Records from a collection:
+++++
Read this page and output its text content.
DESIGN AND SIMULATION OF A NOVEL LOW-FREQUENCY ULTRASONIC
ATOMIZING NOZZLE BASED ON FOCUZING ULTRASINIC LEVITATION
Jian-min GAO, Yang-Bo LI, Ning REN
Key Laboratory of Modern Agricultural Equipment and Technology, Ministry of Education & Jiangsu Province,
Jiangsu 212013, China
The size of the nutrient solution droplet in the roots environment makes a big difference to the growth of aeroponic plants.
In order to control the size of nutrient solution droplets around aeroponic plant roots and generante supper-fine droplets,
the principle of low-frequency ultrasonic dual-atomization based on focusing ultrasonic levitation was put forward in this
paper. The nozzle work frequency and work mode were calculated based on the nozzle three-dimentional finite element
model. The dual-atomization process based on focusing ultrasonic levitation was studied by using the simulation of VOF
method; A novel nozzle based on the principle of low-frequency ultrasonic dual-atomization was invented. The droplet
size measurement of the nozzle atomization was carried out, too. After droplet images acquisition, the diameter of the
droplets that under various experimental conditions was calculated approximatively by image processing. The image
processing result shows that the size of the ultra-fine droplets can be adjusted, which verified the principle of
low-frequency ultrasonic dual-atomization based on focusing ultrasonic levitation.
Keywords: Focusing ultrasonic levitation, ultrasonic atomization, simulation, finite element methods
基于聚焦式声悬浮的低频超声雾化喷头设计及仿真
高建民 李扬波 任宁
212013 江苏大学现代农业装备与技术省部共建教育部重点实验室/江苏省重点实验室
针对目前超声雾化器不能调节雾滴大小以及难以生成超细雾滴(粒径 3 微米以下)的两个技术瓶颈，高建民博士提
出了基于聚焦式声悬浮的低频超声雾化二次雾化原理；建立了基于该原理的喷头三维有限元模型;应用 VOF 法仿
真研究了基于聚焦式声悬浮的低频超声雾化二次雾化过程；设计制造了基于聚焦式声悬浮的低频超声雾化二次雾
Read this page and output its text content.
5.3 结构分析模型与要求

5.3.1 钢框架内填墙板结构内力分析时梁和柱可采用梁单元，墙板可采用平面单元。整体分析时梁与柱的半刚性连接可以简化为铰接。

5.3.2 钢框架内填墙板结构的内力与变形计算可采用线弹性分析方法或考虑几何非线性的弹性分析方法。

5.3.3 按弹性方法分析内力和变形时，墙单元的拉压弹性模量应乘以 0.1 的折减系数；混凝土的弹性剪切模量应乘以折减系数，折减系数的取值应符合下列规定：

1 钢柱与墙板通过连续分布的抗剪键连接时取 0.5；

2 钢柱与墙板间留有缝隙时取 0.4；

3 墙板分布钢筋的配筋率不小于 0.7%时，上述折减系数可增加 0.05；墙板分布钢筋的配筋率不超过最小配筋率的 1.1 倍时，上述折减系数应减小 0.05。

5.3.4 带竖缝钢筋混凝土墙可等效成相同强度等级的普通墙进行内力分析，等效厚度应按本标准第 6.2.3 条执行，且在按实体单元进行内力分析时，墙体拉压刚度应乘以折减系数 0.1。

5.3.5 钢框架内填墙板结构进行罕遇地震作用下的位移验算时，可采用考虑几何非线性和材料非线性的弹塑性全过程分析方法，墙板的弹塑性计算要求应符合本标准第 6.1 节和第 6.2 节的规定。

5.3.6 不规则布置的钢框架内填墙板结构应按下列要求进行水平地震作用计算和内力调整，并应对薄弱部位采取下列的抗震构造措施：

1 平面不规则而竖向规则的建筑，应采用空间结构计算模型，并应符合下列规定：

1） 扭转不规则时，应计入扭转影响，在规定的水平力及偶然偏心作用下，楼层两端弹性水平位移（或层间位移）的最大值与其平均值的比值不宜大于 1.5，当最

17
+++++
What you will do - Pull out each line of the listing that holds the string "processing".

Answer -
droplets that under various experimental conditions was calculated approximatively by image processing. The image
processing result shows that the size of the ultra-fine droplets can be adjusted, which verified the principle of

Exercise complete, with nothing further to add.